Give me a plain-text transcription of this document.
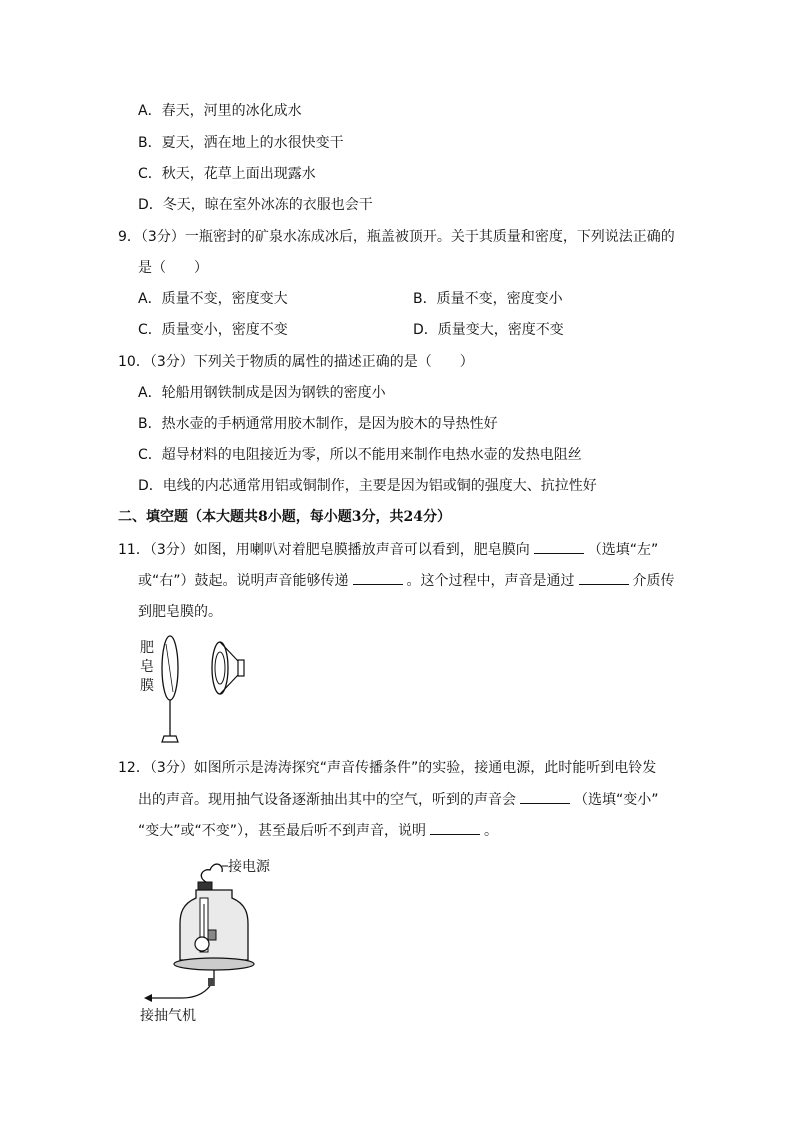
A．春天，河里的冰化成水
B．夏天，洒在地上的水很快变干
C．秋天，花草上面出现露水
D．冬天，晾在室外冰冻的衣服也会干
9．（3分）一瓶密封的矿泉水冻成冰后，瓶盖被顶开。关于其质量和密度，下列说法正确的
是（　　）
A．质量不变，密度变大	B．质量不变，密度变小
C．质量变小，密度不变	D．质量变大，密度不变
10．（3分）下列关于物质的属性的描述正确的是（　　）
A．轮船用钢铁制成是因为钢铁的密度小
B．热水壶的手柄通常用胶木制作，是因为胶木的导热性好
C．超导材料的电阻接近为零，所以不能用来制作电热水壶的发热电阻丝
D．电线的内芯通常用铝或铜制作，主要是因为铝或铜的强度大、抗拉性好
二、填空题（本大题共8小题，每小题3分，共24分）
11．（3分）如图，用喇叭对着肥皂膜播放声音可以看到，肥皂膜向	（选填“左”
或“右”）鼓起。说明声音能够传递	。这个过程中，声音是通过	介质传
到肥皂膜的。
肥
皂
膜
12．（3分）如图所示是涛涛探究“声音传播条件”的实验，接通电源，此时能听到电铃发
出的声音。现用抽气设备逐渐抽出其中的空气，听到的声音会	（选填“变小”
“变大”或“不变”），甚至最后听不到声音，说明	。
接电源
接抽气机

- [THE EXERCISE] Leave the pictures out, and print every line of the listing exactly as written.

- [EXERCISE RESPONSE]
Give me a plain-text transcription of this document.
A．春天，河里的冰化成水
B．夏天，洒在地上的水很快变干
C．秋天，花草上面出现露水
D．冬天，晾在室外冰冻的衣服也会干
9．（3分）一瓶密封的矿泉水冻成冰后，瓶盖被顶开。关于其质量和密度，下列说法正确的
是（　　）
A．质量不变，密度变大	B．质量不变，密度变小
C．质量变小，密度不变	D．质量变大，密度不变
10．（3分）下列关于物质的属性的描述正确的是（　　）
A．轮船用钢铁制成是因为钢铁的密度小
B．热水壶的手柄通常用胶木制作，是因为胶木的导热性好
C．超导材料的电阻接近为零，所以不能用来制作电热水壶的发热电阻丝
D．电线的内芯通常用铝或铜制作，主要是因为铝或铜的强度大、抗拉性好
二、填空题（本大题共8小题，每小题3分，共24分）
11．（3分）如图，用喇叭对着肥皂膜播放声音可以看到，肥皂膜向	（选填“左”
或“右”）鼓起。说明声音能够传递	。这个过程中，声音是通过	介质传
到肥皂膜的。
肥
皂
膜
12．（3分）如图所示是涛涛探究“声音传播条件”的实验，接通电源，此时能听到电铃发
出的声音。现用抽气设备逐渐抽出其中的空气，听到的声音会	（选填“变小”
“变大”或“不变”），甚至最后听不到声音，说明	。
接电源
接抽气机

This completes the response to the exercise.